PROBLEM TO SOLVE
Could you print all the entries exactly?

GIVEN RECORDS
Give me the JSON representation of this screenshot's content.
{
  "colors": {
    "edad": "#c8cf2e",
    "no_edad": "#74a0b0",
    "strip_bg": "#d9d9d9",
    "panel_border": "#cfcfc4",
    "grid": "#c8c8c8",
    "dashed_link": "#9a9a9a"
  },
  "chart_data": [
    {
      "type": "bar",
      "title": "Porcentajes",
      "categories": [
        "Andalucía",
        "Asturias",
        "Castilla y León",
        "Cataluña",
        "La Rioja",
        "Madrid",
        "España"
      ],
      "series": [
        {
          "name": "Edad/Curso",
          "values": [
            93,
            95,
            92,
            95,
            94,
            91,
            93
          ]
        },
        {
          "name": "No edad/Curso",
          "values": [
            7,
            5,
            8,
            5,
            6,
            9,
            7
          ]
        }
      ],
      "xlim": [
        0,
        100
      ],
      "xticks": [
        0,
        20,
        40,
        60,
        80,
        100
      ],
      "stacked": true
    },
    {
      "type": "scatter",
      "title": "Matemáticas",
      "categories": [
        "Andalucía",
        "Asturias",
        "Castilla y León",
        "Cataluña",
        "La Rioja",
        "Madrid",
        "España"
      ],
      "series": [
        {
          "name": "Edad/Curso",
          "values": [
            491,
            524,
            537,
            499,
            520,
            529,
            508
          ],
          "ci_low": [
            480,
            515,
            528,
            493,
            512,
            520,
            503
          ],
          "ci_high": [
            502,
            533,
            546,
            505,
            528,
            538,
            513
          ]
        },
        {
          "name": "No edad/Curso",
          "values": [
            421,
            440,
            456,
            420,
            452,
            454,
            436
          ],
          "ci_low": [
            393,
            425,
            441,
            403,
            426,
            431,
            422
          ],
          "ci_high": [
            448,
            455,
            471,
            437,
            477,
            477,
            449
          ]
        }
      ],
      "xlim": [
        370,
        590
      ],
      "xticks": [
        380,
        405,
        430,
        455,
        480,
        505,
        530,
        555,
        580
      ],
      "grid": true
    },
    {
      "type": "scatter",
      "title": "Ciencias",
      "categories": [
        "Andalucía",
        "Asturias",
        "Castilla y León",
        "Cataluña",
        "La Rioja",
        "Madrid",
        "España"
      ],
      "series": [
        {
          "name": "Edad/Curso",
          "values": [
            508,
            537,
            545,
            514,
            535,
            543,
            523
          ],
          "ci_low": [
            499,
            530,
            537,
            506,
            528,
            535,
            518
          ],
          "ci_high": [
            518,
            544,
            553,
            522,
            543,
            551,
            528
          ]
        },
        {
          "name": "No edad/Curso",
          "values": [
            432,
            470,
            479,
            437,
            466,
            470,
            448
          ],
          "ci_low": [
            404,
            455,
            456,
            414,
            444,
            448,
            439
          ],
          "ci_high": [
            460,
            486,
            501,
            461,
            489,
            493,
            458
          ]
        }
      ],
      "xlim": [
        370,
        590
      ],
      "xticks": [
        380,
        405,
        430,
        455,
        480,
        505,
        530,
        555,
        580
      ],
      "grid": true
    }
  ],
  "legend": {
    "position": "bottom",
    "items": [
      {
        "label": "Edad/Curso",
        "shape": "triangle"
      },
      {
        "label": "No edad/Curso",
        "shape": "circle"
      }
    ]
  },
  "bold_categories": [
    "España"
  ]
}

THE RESPONSE
Give me the JSON representation of this screenshot's content.
{
  "colors": {
    "edad": "#c8cf2e",
    "no_edad": "#74a0b0",
    "strip_bg": "#d9d9d9",
    "panel_border": "#cfcfc4",
    "grid": "#c8c8c8",
    "dashed_link": "#9a9a9a"
  },
  "chart_data": [
    {
      "type": "bar",
      "title": "Porcentajes",
      "categories": [
        "Andalucía",
        "Asturias",
        "Castilla y León",
        "Cataluña",
        "La Rioja",
        "Madrid",
        "España"
      ],
      "series": [
        {
          "name": "Edad/Curso",
          "values": [
            93,
            95,
            92,
            95,
            94,
            91,
            93
          ]
        },
        {
          "name": "No edad/Curso",
          "values": [
            7,
            5,
            8,
            5,
            6,
            9,
            7
          ]
        }
      ],
      "xlim": [
        0,
        100
      ],
      "xticks": [
        0,
        20,
        40,
        60,
        80,
        100
      ],
      "stacked": true
    },
    {
      "type": "scatter",
      "title": "Matemáticas",
      "categories": [
        "Andalucía",
        "Asturias",
        "Castilla y León",
        "Cataluña",
        "La Rioja",
        "Madrid",
        "España"
      ],
      "series": [
        {
          "name": "Edad/Curso",
          "values": [
            491,
            524,
            537,
            499,
            520,
            529,
            508
          ],
          "ci_low": [
            480,
            515,
            528,
            493,
            512,
            520,
            503
          ],
          "ci_high": [
            502,
            533,
            546,
            505,
            528,
            538,
            513
          ]
        },
        {
          "name": "No edad/Curso",
          "values": [
            421,
            440,
            456,
            420,
            452,
            454,
            436
          ],
          "ci_low": [
            393,
            425,
            441,
            403,
            426,
            431,
            422
          ],
          "ci_high": [
            448,
            455,
            471,
            437,
            477,
            477,
            449
          ]
        }
      ],
      "xlim": [
        370,
        590
      ],
      "xticks": [
        380,
        405,
        430,
        455,
        480,
        505,
        530,
        555,
        580
      ],
      "grid": true
    },
    {
      "type": "scatter",
      "title": "Ciencias",
      "categories": [
        "Andalucía",
        "Asturias",
        "Castilla y León",
        "Cataluña",
        "La Rioja",
        "Madrid",
        "España"
      ],
      "series": [
        {
          "name": "Edad/Curso",
          "values": [
            508,
            537,
            545,
            514,
            535,
            543,
            523
          ],
          "ci_low": [
            499,
            530,
            537,
            506,
            528,
            535,
            518
          ],
          "ci_high": [
            518,
            544,
            553,
            522,
            543,
            551,
            528
          ]
        },
        {
          "name": "No edad/Curso",
          "values": [
            432,
            470,
            479,
            437,
            466,
            470,
            448
          ],
          "ci_low": [
            404,
            455,
            456,
            414,
            444,
            448,
            439
          ],
          "ci_high": [
            460,
            486,
            501,
            461,
            489,
            493,
            458
          ]
        }
      ],
      "xlim": [
        370,
        590
      ],
      "xticks": [
        380,
        405,
        430,
        455,
        480,
        505,
        530,
        555,
        580
      ],
      "grid": true
    }
  ],
  "legend": {
    "position": "bottom",
    "items": [
      {
        "label": "Edad/Curso",
        "shape": "triangle"
      },
      {
        "label": "No edad/Curso",
        "shape": "circle"
      }
    ]
  },
  "bold_categories": [
    "España"
  ]
}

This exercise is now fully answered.